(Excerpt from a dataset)
* START *

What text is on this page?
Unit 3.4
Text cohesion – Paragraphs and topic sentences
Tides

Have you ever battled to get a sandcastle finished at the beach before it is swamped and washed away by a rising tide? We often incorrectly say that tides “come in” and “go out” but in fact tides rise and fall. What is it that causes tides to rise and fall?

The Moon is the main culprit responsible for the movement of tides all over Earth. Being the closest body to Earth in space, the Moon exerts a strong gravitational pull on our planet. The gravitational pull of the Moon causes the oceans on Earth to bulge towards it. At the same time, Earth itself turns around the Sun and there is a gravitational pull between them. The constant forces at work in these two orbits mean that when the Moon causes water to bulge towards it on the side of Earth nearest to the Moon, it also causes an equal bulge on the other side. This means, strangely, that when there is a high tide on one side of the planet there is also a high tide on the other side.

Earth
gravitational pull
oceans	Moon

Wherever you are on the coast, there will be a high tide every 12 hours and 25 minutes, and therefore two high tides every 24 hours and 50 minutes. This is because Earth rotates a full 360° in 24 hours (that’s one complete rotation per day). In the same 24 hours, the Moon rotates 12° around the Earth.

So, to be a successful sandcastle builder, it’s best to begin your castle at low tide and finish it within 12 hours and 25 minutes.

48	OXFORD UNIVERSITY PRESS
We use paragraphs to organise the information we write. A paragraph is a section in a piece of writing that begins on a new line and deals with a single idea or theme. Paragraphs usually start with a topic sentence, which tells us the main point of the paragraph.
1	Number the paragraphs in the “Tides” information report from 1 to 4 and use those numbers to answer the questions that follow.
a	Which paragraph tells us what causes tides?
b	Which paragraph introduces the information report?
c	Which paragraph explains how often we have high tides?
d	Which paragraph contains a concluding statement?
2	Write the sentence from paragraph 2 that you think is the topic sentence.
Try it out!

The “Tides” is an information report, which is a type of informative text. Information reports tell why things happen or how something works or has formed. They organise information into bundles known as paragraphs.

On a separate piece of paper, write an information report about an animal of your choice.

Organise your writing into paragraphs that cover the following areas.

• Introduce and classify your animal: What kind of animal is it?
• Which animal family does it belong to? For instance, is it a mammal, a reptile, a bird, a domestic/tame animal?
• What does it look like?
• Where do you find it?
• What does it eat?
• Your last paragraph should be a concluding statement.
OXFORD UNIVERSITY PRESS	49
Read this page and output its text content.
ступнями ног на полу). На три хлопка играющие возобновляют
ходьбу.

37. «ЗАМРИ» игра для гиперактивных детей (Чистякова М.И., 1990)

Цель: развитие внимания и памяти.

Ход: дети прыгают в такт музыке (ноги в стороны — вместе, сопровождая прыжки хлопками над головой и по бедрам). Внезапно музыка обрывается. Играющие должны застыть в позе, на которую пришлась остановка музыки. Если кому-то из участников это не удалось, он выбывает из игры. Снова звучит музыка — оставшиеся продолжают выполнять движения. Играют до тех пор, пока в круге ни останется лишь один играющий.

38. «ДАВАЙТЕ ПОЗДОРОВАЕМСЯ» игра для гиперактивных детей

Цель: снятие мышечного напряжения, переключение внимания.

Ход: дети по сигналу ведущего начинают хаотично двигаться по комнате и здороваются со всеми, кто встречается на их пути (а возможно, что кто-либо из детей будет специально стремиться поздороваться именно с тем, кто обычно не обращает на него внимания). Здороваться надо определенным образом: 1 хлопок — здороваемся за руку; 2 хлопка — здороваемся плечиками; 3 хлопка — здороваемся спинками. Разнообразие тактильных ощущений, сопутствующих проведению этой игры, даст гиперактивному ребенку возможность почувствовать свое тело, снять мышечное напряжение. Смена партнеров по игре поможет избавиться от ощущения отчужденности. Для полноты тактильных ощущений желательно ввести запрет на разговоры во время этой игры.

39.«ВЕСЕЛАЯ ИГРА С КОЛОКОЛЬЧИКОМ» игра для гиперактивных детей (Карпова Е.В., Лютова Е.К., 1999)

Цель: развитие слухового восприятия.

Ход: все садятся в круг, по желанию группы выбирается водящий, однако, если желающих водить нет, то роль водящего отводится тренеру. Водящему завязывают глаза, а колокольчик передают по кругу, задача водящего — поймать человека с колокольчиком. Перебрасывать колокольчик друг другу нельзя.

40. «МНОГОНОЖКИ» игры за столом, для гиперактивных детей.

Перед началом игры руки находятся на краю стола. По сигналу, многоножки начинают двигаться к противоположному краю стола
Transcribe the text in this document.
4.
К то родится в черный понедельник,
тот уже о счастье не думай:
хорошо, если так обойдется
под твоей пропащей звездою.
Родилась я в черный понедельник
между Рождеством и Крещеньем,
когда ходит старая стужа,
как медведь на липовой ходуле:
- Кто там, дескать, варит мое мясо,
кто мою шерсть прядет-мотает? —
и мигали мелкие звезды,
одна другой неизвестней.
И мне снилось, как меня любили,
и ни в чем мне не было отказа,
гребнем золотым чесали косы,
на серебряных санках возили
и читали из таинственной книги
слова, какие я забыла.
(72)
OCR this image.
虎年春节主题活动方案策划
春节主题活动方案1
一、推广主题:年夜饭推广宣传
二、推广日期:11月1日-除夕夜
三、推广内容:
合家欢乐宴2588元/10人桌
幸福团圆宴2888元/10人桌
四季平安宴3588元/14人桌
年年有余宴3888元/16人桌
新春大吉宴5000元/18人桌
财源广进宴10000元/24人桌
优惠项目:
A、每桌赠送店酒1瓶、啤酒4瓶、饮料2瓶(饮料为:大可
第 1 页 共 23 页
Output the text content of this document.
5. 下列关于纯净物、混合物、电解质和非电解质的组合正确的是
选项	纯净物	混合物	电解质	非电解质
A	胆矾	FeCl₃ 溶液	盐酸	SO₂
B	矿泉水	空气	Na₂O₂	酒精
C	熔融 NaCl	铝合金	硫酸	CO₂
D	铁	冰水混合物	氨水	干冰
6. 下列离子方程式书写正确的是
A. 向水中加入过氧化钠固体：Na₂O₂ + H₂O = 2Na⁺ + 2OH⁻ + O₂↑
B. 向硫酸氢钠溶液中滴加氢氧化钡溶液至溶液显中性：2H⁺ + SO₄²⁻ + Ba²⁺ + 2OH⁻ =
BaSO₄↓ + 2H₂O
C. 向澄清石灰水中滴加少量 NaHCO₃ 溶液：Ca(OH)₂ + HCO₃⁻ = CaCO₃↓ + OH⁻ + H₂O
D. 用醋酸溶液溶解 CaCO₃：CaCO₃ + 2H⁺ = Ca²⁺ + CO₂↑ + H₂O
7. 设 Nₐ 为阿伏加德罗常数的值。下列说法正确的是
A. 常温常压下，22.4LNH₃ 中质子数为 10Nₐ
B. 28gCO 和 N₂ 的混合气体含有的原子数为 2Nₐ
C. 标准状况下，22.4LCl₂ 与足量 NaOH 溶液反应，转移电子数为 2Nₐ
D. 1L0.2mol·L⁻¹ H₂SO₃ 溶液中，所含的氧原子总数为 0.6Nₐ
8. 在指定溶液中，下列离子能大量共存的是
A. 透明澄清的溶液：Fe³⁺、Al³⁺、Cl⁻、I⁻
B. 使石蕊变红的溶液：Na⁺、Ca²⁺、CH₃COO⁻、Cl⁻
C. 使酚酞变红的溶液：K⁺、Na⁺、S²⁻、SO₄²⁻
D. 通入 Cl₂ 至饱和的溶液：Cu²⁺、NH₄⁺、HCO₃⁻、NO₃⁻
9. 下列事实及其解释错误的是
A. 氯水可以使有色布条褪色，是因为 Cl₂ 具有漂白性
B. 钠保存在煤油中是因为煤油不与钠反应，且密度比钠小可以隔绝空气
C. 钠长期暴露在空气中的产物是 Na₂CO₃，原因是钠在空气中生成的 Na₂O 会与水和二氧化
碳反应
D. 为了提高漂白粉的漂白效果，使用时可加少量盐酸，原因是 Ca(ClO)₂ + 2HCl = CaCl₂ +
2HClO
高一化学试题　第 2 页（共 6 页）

* END *

WHAT THIS TASK INVOLVES ::
Gather up, from the records above, each line where the word "сигналу" appears.

WORKED ANSWER ::
Ход: дети по сигналу ведущего начинают хаотично двигаться по комнате и здороваются со всеми, кто встречается на их пути (а возможно, что кто-либо из детей будет специально стремиться поздороваться именно с тем, кто обычно не обращает на него внимания). Здороваться надо определенным образом: 1 хлопок — здороваемся за руку; 2 хлопка — здороваемся плечиками; 3 хлопка — здороваемся спинками. Разнообразие тактильных ощущений, сопутствующих проведению этой игры, даст гиперактивному ребенку возможность почувствовать свое тело, снять мышечное напряжение. Смена партнеров по игре поможет избавиться от ощущения отчужденности. Для полноты тактильных ощущений желательно ввести запрет на разговоры во время этой игры.
Перед началом игры руки находятся на краю стола. По сигналу, многоножки начинают двигаться к противоположному краю стола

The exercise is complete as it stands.